*Your goal*. Every record that follows should be printed verbatim.

"""

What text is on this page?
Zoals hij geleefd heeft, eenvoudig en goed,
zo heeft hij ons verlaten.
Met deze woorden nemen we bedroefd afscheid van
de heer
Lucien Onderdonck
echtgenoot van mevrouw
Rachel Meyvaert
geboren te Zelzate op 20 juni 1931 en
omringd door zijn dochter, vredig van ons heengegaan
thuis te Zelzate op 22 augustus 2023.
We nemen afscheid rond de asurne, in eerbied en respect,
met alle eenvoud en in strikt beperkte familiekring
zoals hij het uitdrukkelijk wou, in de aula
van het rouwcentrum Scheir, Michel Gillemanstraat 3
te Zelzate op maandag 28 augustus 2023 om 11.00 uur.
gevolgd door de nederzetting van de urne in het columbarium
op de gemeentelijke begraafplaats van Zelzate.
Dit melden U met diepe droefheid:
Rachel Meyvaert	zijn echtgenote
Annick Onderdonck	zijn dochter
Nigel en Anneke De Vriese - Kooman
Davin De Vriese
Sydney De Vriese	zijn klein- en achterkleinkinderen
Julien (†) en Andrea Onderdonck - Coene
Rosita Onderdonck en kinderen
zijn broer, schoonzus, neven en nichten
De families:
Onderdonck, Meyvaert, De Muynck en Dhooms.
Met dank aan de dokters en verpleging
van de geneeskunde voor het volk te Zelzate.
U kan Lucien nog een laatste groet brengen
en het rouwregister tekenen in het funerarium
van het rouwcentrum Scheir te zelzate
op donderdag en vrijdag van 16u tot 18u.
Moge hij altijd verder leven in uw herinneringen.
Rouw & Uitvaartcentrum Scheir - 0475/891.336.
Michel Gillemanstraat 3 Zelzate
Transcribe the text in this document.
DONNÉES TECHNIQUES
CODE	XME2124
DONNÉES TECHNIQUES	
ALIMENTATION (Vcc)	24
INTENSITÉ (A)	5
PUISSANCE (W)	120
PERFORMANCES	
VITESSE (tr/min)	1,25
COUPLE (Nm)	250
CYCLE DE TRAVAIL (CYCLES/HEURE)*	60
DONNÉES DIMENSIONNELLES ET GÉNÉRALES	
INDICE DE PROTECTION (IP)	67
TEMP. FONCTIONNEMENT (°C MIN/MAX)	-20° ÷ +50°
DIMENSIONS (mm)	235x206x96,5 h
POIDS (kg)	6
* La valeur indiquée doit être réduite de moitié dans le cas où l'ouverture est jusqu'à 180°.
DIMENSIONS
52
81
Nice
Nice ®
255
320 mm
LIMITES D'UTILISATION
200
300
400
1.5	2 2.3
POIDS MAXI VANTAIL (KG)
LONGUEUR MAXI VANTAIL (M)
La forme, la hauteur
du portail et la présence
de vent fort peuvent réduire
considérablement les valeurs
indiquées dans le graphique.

"""

*Worked answer*.
What text is on this page?
Zoals hij geleefd heeft, eenvoudig en goed,
zo heeft hij ons verlaten.
Met deze woorden nemen we bedroefd afscheid van
de heer
Lucien Onderdonck
echtgenoot van mevrouw
Rachel Meyvaert
geboren te Zelzate op 20 juni 1931 en
omringd door zijn dochter, vredig van ons heengegaan
thuis te Zelzate op 22 augustus 2023.
We nemen afscheid rond de asurne, in eerbied en respect,
met alle eenvoud en in strikt beperkte familiekring
zoals hij het uitdrukkelijk wou, in de aula
van het rouwcentrum Scheir, Michel Gillemanstraat 3
te Zelzate op maandag 28 augustus 2023 om 11.00 uur.
gevolgd door de nederzetting van de urne in het columbarium
op de gemeentelijke begraafplaats van Zelzate.
Dit melden U met diepe droefheid:
Rachel Meyvaert	zijn echtgenote
Annick Onderdonck	zijn dochter
Nigel en Anneke De Vriese - Kooman
Davin De Vriese
Sydney De Vriese	zijn klein- en achterkleinkinderen
Julien (†) en Andrea Onderdonck - Coene
Rosita Onderdonck en kinderen
zijn broer, schoonzus, neven en nichten
De families:
Onderdonck, Meyvaert, De Muynck en Dhooms.
Met dank aan de dokters en verpleging
van de geneeskunde voor het volk te Zelzate.
U kan Lucien nog een laatste groet brengen
en het rouwregister tekenen in het funerarium
van het rouwcentrum Scheir te zelzate
op donderdag en vrijdag van 16u tot 18u.
Moge hij altijd verder leven in uw herinneringen.
Rouw & Uitvaartcentrum Scheir - 0475/891.336.
Michel Gillemanstraat 3 Zelzate
Transcribe the text in this document.
DONNÉES TECHNIQUES
CODE	XME2124
DONNÉES TECHNIQUES	
ALIMENTATION (Vcc)	24
INTENSITÉ (A)	5
PUISSANCE (W)	120
PERFORMANCES	
VITESSE (tr/min)	1,25
COUPLE (Nm)	250
CYCLE DE TRAVAIL (CYCLES/HEURE)*	60
DONNÉES DIMENSIONNELLES ET GÉNÉRALES	
INDICE DE PROTECTION (IP)	67
TEMP. FONCTIONNEMENT (°C MIN/MAX)	-20° ÷ +50°
DIMENSIONS (mm)	235x206x96,5 h
POIDS (kg)	6
* La valeur indiquée doit être réduite de moitié dans le cas où l'ouverture est jusqu'à 180°.
DIMENSIONS
52
81
Nice
Nice ®
255
320 mm
LIMITES D'UTILISATION
200
300
400
1.5	2 2.3
POIDS MAXI VANTAIL (KG)
LONGUEUR MAXI VANTAIL (M)
La forme, la hauteur
du portail et la présence
de vent fort peuvent réduire
considérablement les valeurs
indiquées dans le graphique.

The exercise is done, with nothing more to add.